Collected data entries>
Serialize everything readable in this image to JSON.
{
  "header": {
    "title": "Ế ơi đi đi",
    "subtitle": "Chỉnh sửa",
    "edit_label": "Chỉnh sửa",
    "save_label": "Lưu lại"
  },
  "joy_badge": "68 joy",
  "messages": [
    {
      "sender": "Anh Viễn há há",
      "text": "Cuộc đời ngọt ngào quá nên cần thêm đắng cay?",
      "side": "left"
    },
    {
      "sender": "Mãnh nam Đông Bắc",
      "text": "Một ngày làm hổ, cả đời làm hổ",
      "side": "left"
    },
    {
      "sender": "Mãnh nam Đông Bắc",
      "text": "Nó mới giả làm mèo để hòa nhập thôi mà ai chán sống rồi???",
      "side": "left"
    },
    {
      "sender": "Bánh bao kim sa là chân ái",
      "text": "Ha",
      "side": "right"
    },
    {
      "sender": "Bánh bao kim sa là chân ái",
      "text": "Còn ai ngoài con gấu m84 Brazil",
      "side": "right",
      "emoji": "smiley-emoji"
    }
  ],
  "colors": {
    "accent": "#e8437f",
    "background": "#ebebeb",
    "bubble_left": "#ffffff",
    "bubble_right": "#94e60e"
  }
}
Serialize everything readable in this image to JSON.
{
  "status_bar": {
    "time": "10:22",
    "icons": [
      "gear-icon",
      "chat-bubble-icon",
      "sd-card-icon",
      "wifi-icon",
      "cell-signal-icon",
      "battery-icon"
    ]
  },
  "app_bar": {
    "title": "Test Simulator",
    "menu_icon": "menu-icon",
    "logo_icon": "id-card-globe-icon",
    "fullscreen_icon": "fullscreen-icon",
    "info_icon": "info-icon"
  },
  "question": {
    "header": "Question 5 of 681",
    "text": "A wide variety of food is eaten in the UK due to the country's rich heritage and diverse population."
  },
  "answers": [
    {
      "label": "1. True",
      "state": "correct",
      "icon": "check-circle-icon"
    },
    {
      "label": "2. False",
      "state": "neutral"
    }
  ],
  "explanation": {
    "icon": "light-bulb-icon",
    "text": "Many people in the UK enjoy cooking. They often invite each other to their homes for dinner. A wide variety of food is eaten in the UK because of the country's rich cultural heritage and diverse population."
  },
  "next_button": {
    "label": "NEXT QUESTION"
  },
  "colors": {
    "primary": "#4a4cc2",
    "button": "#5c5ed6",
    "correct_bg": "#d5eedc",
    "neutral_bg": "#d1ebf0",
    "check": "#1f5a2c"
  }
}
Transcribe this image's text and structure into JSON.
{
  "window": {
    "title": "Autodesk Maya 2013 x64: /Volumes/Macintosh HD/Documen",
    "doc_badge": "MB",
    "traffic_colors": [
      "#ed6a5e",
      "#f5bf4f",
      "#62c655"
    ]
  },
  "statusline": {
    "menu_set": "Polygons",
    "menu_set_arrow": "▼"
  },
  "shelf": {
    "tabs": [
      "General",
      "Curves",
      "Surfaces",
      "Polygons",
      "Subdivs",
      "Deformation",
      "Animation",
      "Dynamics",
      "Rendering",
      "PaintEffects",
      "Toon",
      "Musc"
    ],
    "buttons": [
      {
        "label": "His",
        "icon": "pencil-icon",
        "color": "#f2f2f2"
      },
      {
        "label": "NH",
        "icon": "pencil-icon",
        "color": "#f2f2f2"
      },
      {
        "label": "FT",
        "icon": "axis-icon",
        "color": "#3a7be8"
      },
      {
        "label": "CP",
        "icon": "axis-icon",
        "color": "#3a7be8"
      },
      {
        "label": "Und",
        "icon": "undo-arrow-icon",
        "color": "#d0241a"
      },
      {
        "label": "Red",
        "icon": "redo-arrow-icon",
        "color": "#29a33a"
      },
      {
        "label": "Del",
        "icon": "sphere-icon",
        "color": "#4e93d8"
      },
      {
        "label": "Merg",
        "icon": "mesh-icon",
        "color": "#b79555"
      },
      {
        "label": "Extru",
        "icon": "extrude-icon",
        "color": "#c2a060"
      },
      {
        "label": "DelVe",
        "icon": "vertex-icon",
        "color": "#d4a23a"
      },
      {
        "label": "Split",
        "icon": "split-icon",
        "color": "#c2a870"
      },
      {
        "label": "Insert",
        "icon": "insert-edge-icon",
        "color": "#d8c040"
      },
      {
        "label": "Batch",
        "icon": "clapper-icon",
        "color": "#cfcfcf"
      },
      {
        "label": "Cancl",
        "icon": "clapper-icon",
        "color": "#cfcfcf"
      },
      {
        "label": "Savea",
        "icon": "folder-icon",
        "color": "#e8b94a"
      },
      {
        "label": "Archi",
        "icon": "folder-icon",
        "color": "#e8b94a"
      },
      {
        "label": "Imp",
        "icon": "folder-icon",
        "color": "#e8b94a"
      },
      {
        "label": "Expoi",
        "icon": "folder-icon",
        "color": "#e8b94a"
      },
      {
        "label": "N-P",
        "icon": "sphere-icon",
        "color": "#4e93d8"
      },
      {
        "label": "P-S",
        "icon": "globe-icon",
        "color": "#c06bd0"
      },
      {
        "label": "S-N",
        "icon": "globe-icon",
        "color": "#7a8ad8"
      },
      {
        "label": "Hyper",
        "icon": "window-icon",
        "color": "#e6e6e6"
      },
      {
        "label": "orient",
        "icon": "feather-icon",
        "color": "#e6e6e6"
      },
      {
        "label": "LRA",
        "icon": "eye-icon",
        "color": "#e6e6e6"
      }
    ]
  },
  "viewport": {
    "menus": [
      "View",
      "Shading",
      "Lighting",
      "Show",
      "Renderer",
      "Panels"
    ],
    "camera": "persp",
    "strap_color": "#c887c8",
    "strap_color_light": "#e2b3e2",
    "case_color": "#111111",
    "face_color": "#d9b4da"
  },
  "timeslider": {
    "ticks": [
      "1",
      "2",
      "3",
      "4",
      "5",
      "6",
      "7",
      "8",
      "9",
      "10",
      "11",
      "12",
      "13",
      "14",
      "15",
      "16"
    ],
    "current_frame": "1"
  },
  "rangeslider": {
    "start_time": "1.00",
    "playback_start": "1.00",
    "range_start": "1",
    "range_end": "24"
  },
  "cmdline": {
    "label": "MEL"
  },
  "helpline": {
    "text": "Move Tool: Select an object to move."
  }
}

Requirements> Copy each line of the data exactly, leaving nothing out.

Full output>
Serialize everything readable in this image to JSON.
{
  "header": {
    "title": "Ế ơi đi đi",
    "subtitle": "Chỉnh sửa",
    "edit_label": "Chỉnh sửa",
    "save_label": "Lưu lại"
  },
  "joy_badge": "68 joy",
  "messages": [
    {
      "sender": "Anh Viễn há há",
      "text": "Cuộc đời ngọt ngào quá nên cần thêm đắng cay?",
      "side": "left"
    },
    {
      "sender": "Mãnh nam Đông Bắc",
      "text": "Một ngày làm hổ, cả đời làm hổ",
      "side": "left"
    },
    {
      "sender": "Mãnh nam Đông Bắc",
      "text": "Nó mới giả làm mèo để hòa nhập thôi mà ai chán sống rồi???",
      "side": "left"
    },
    {
      "sender": "Bánh bao kim sa là chân ái",
      "text": "Ha",
      "side": "right"
    },
    {
      "sender": "Bánh bao kim sa là chân ái",
      "text": "Còn ai ngoài con gấu m84 Brazil",
      "side": "right",
      "emoji": "smiley-emoji"
    }
  ],
  "colors": {
    "accent": "#e8437f",
    "background": "#ebebeb",
    "bubble_left": "#ffffff",
    "bubble_right": "#94e60e"
  }
}
Serialize everything readable in this image to JSON.
{
  "status_bar": {
    "time": "10:22",
    "icons": [
      "gear-icon",
      "chat-bubble-icon",
      "sd-card-icon",
      "wifi-icon",
      "cell-signal-icon",
      "battery-icon"
    ]
  },
  "app_bar": {
    "title": "Test Simulator",
    "menu_icon": "menu-icon",
    "logo_icon": "id-card-globe-icon",
    "fullscreen_icon": "fullscreen-icon",
    "info_icon": "info-icon"
  },
  "question": {
    "header": "Question 5 of 681",
    "text": "A wide variety of food is eaten in the UK due to the country's rich heritage and diverse population."
  },
  "answers": [
    {
      "label": "1. True",
      "state": "correct",
      "icon": "check-circle-icon"
    },
    {
      "label": "2. False",
      "state": "neutral"
    }
  ],
  "explanation": {
    "icon": "light-bulb-icon",
    "text": "Many people in the UK enjoy cooking. They often invite each other to their homes for dinner. A wide variety of food is eaten in the UK because of the country's rich cultural heritage and diverse population."
  },
  "next_button": {
    "label": "NEXT QUESTION"
  },
  "colors": {
    "primary": "#4a4cc2",
    "button": "#5c5ed6",
    "correct_bg": "#d5eedc",
    "neutral_bg": "#d1ebf0",
    "check": "#1f5a2c"
  }
}
Transcribe this image's text and structure into JSON.
{
  "window": {
    "title": "Autodesk Maya 2013 x64: /Volumes/Macintosh HD/Documen",
    "doc_badge": "MB",
    "traffic_colors": [
      "#ed6a5e",
      "#f5bf4f",
      "#62c655"
    ]
  },
  "statusline": {
    "menu_set": "Polygons",
    "menu_set_arrow": "▼"
  },
  "shelf": {
    "tabs": [
      "General",
      "Curves",
      "Surfaces",
      "Polygons",
      "Subdivs",
      "Deformation",
      "Animation",
      "Dynamics",
      "Rendering",
      "PaintEffects",
      "Toon",
      "Musc"
    ],
    "buttons": [
      {
        "label": "His",
        "icon": "pencil-icon",
        "color": "#f2f2f2"
      },
      {
        "label": "NH",
        "icon": "pencil-icon",
        "color": "#f2f2f2"
      },
      {
        "label": "FT",
        "icon": "axis-icon",
        "color": "#3a7be8"
      },
      {
        "label": "CP",
        "icon": "axis-icon",
        "color": "#3a7be8"
      },
      {
        "label": "Und",
        "icon": "undo-arrow-icon",
        "color": "#d0241a"
      },
      {
        "label": "Red",
        "icon": "redo-arrow-icon",
        "color": "#29a33a"
      },
      {
        "label": "Del",
        "icon": "sphere-icon",
        "color": "#4e93d8"
      },
      {
        "label": "Merg",
        "icon": "mesh-icon",
        "color": "#b79555"
      },
      {
        "label": "Extru",
        "icon": "extrude-icon",
        "color": "#c2a060"
      },
      {
        "label": "DelVe",
        "icon": "vertex-icon",
        "color": "#d4a23a"
      },
      {
        "label": "Split",
        "icon": "split-icon",
        "color": "#c2a870"
      },
      {
        "label": "Insert",
        "icon": "insert-edge-icon",
        "color": "#d8c040"
      },
      {
        "label": "Batch",
        "icon": "clapper-icon",
        "color": "#cfcfcf"
      },
      {
        "label": "Cancl",
        "icon": "clapper-icon",
        "color": "#cfcfcf"
      },
      {
        "label": "Savea",
        "icon": "folder-icon",
        "color": "#e8b94a"
      },
      {
        "label": "Archi",
        "icon": "folder-icon",
        "color": "#e8b94a"
      },
      {
        "label": "Imp",
        "icon": "folder-icon",
        "color": "#e8b94a"
      },
      {
        "label": "Expoi",
        "icon": "folder-icon",
        "color": "#e8b94a"
      },
      {
        "label": "N-P",
        "icon": "sphere-icon",
        "color": "#4e93d8"
      },
      {
        "label": "P-S",
        "icon": "globe-icon",
        "color": "#c06bd0"
      },
      {
        "label": "S-N",
        "icon": "globe-icon",
        "color": "#7a8ad8"
      },
      {
        "label": "Hyper",
        "icon": "window-icon",
        "color": "#e6e6e6"
      },
      {
        "label": "orient",
        "icon": "feather-icon",
        "color": "#e6e6e6"
      },
      {
        "label": "LRA",
        "icon": "eye-icon",
        "color": "#e6e6e6"
      }
    ]
  },
  "viewport": {
    "menus": [
      "View",
      "Shading",
      "Lighting",
      "Show",
      "Renderer",
      "Panels"
    ],
    "camera": "persp",
    "strap_color": "#c887c8",
    "strap_color_light": "#e2b3e2",
    "case_color": "#111111",
    "face_color": "#d9b4da"
  },
  "timeslider": {
    "ticks": [
      "1",
      "2",
      "3",
      "4",
      "5",
      "6",
      "7",
      "8",
      "9",
      "10",
      "11",
      "12",
      "13",
      "14",
      "15",
      "16"
    ],
    "current_frame": "1"
  },
  "rangeslider": {
    "start_time": "1.00",
    "playback_start": "1.00",
    "range_start": "1",
    "range_end": "24"
  },
  "cmdline": {
    "label": "MEL"
  },
  "helpline": {
    "text": "Move Tool: Select an object to move."
  }
}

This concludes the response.